*STATED GOAL:* Identify the lines that contain the word "JSON", then copy them.

*RECORDS PROVIDED:*
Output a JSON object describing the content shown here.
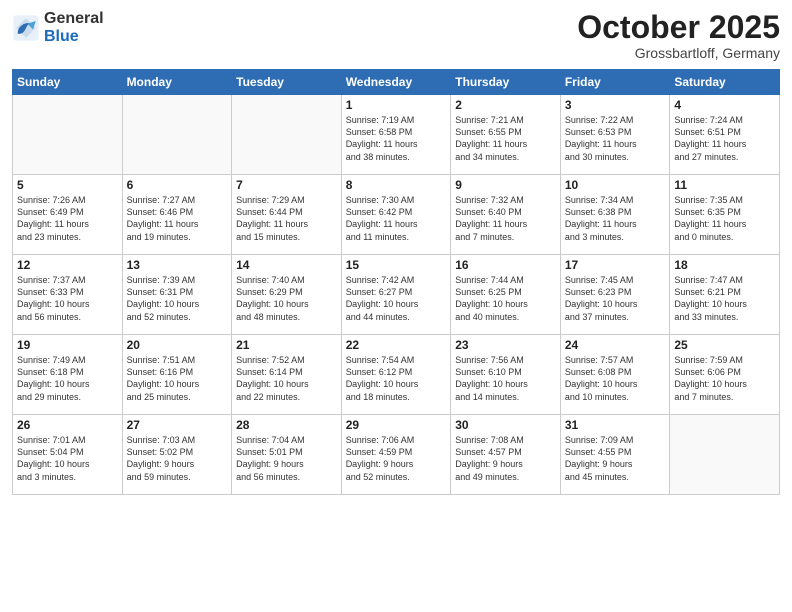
{
  "logo": {
    "general": "General",
    "blue": "Blue"
  },
  "title": "October 2025",
  "location": "Grossbartloff, Germany",
  "weekdays": [
    "Sunday",
    "Monday",
    "Tuesday",
    "Wednesday",
    "Thursday",
    "Friday",
    "Saturday"
  ],
  "weeks": [
    [
      {
        "num": "",
        "info": ""
      },
      {
        "num": "",
        "info": ""
      },
      {
        "num": "",
        "info": ""
      },
      {
        "num": "1",
        "info": "Sunrise: 7:19 AM\nSunset: 6:58 PM\nDaylight: 11 hours\nand 38 minutes."
      },
      {
        "num": "2",
        "info": "Sunrise: 7:21 AM\nSunset: 6:55 PM\nDaylight: 11 hours\nand 34 minutes."
      },
      {
        "num": "3",
        "info": "Sunrise: 7:22 AM\nSunset: 6:53 PM\nDaylight: 11 hours\nand 30 minutes."
      },
      {
        "num": "4",
        "info": "Sunrise: 7:24 AM\nSunset: 6:51 PM\nDaylight: 11 hours\nand 27 minutes."
      }
    ],
    [
      {
        "num": "5",
        "info": "Sunrise: 7:26 AM\nSunset: 6:49 PM\nDaylight: 11 hours\nand 23 minutes."
      },
      {
        "num": "6",
        "info": "Sunrise: 7:27 AM\nSunset: 6:46 PM\nDaylight: 11 hours\nand 19 minutes."
      },
      {
        "num": "7",
        "info": "Sunrise: 7:29 AM\nSunset: 6:44 PM\nDaylight: 11 hours\nand 15 minutes."
      },
      {
        "num": "8",
        "info": "Sunrise: 7:30 AM\nSunset: 6:42 PM\nDaylight: 11 hours\nand 11 minutes."
      },
      {
        "num": "9",
        "info": "Sunrise: 7:32 AM\nSunset: 6:40 PM\nDaylight: 11 hours\nand 7 minutes."
      },
      {
        "num": "10",
        "info": "Sunrise: 7:34 AM\nSunset: 6:38 PM\nDaylight: 11 hours\nand 3 minutes."
      },
      {
        "num": "11",
        "info": "Sunrise: 7:35 AM\nSunset: 6:35 PM\nDaylight: 11 hours\nand 0 minutes."
      }
    ],
    [
      {
        "num": "12",
        "info": "Sunrise: 7:37 AM\nSunset: 6:33 PM\nDaylight: 10 hours\nand 56 minutes."
      },
      {
        "num": "13",
        "info": "Sunrise: 7:39 AM\nSunset: 6:31 PM\nDaylight: 10 hours\nand 52 minutes."
      },
      {
        "num": "14",
        "info": "Sunrise: 7:40 AM\nSunset: 6:29 PM\nDaylight: 10 hours\nand 48 minutes."
      },
      {
        "num": "15",
        "info": "Sunrise: 7:42 AM\nSunset: 6:27 PM\nDaylight: 10 hours\nand 44 minutes."
      },
      {
        "num": "16",
        "info": "Sunrise: 7:44 AM\nSunset: 6:25 PM\nDaylight: 10 hours\nand 40 minutes."
      },
      {
        "num": "17",
        "info": "Sunrise: 7:45 AM\nSunset: 6:23 PM\nDaylight: 10 hours\nand 37 minutes."
      },
      {
        "num": "18",
        "info": "Sunrise: 7:47 AM\nSunset: 6:21 PM\nDaylight: 10 hours\nand 33 minutes."
      }
    ],
    [
      {
        "num": "19",
        "info": "Sunrise: 7:49 AM\nSunset: 6:18 PM\nDaylight: 10 hours\nand 29 minutes."
      },
      {
        "num": "20",
        "info": "Sunrise: 7:51 AM\nSunset: 6:16 PM\nDaylight: 10 hours\nand 25 minutes."
      },
      {
        "num": "21",
        "info": "Sunrise: 7:52 AM\nSunset: 6:14 PM\nDaylight: 10 hours\nand 22 minutes."
      },
      {
        "num": "22",
        "info": "Sunrise: 7:54 AM\nSunset: 6:12 PM\nDaylight: 10 hours\nand 18 minutes."
      },
      {
        "num": "23",
        "info": "Sunrise: 7:56 AM\nSunset: 6:10 PM\nDaylight: 10 hours\nand 14 minutes."
      },
      {
        "num": "24",
        "info": "Sunrise: 7:57 AM\nSunset: 6:08 PM\nDaylight: 10 hours\nand 10 minutes."
      },
      {
        "num": "25",
        "info": "Sunrise: 7:59 AM\nSunset: 6:06 PM\nDaylight: 10 hours\nand 7 minutes."
      }
    ],
    [
      {
        "num": "26",
        "info": "Sunrise: 7:01 AM\nSunset: 5:04 PM\nDaylight: 10 hours\nand 3 minutes."
      },
      {
        "num": "27",
        "info": "Sunrise: 7:03 AM\nSunset: 5:02 PM\nDaylight: 9 hours\nand 59 minutes."
      },
      {
        "num": "28",
        "info": "Sunrise: 7:04 AM\nSunset: 5:01 PM\nDaylight: 9 hours\nand 56 minutes."
      },
      {
        "num": "29",
        "info": "Sunrise: 7:06 AM\nSunset: 4:59 PM\nDaylight: 9 hours\nand 52 minutes."
      },
      {
        "num": "30",
        "info": "Sunrise: 7:08 AM\nSunset: 4:57 PM\nDaylight: 9 hours\nand 49 minutes."
      },
      {
        "num": "31",
        "info": "Sunrise: 7:09 AM\nSunset: 4:55 PM\nDaylight: 9 hours\nand 45 minutes."
      },
      {
        "num": "",
        "info": ""
      }
    ]
  ]
}
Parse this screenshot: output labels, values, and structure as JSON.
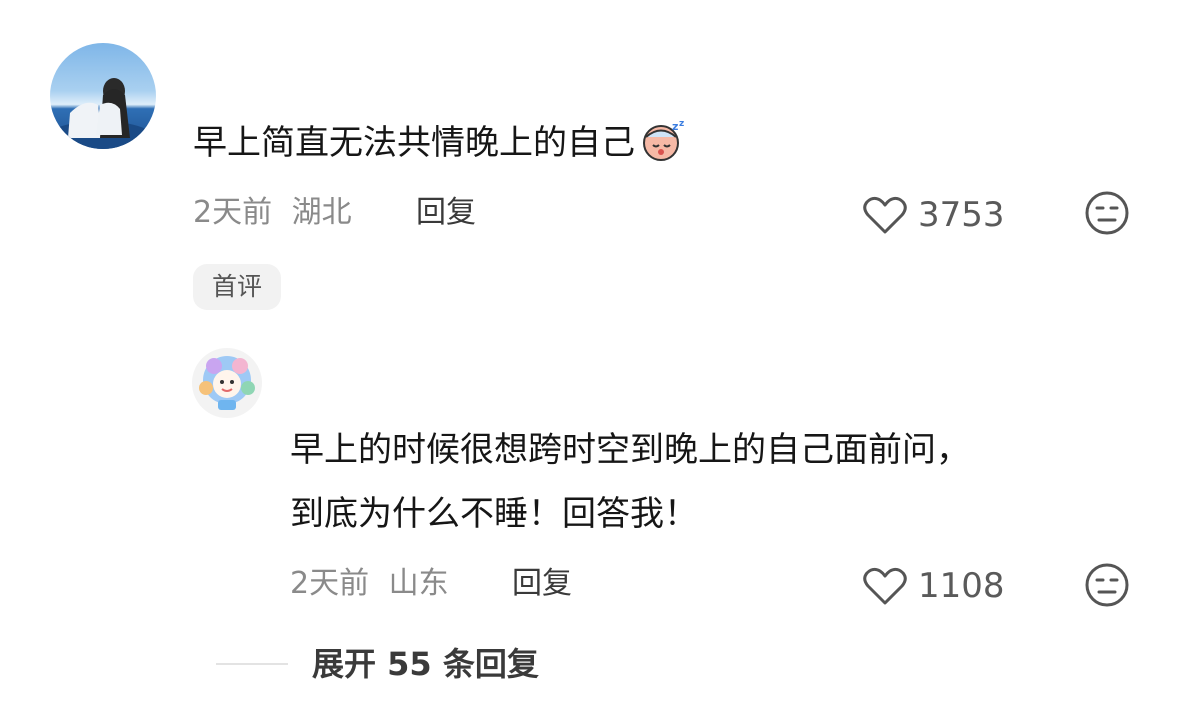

*OUTPUT BELOW:*
Output a JSON object describing the content shown here.
Parse this screenshot: output labels, values, and structure as JSON.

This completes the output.